### TASK BRIEF
Look below and pull out each line with the word "через".

### DATASET RECORDS
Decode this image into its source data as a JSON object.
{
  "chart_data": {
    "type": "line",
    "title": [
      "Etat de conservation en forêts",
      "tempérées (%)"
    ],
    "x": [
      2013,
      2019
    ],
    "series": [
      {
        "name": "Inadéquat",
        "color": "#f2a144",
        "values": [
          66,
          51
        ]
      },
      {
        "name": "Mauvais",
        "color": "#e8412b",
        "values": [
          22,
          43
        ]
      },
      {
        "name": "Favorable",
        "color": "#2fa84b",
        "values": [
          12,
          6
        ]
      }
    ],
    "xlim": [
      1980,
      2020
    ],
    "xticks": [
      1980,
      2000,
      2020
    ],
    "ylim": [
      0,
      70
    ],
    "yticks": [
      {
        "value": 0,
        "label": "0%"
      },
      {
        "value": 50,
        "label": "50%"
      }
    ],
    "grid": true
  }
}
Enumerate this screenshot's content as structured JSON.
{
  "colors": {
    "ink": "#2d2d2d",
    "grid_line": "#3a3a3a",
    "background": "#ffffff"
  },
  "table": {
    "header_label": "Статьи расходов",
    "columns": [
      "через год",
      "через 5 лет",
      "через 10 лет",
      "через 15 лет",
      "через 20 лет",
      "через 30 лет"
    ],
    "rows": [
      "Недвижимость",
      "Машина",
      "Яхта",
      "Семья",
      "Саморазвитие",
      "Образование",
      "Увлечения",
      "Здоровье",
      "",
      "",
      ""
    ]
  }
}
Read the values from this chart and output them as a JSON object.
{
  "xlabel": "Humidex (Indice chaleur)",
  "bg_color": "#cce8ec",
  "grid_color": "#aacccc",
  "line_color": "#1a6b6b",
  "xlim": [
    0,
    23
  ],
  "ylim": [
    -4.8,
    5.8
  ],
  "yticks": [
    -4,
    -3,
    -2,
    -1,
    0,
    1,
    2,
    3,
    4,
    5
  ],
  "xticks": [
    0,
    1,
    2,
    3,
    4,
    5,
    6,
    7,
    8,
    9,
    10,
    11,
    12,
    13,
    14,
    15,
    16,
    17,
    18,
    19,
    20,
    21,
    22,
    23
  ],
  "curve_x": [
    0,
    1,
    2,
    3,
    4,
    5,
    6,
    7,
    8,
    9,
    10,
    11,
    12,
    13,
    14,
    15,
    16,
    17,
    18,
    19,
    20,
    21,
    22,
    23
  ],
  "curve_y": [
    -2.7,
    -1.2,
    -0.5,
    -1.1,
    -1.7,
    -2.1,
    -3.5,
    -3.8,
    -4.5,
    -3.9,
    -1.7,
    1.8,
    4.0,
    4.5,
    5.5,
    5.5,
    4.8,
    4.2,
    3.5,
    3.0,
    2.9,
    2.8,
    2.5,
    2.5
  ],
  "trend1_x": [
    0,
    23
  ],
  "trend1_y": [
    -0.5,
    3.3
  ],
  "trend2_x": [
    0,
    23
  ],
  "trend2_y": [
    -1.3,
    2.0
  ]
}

### FINAL RESULT
      "через год",
      "через 5 лет",
      "через 10 лет",
      "через 15 лет",
      "через 20 лет",
      "через 30 лет"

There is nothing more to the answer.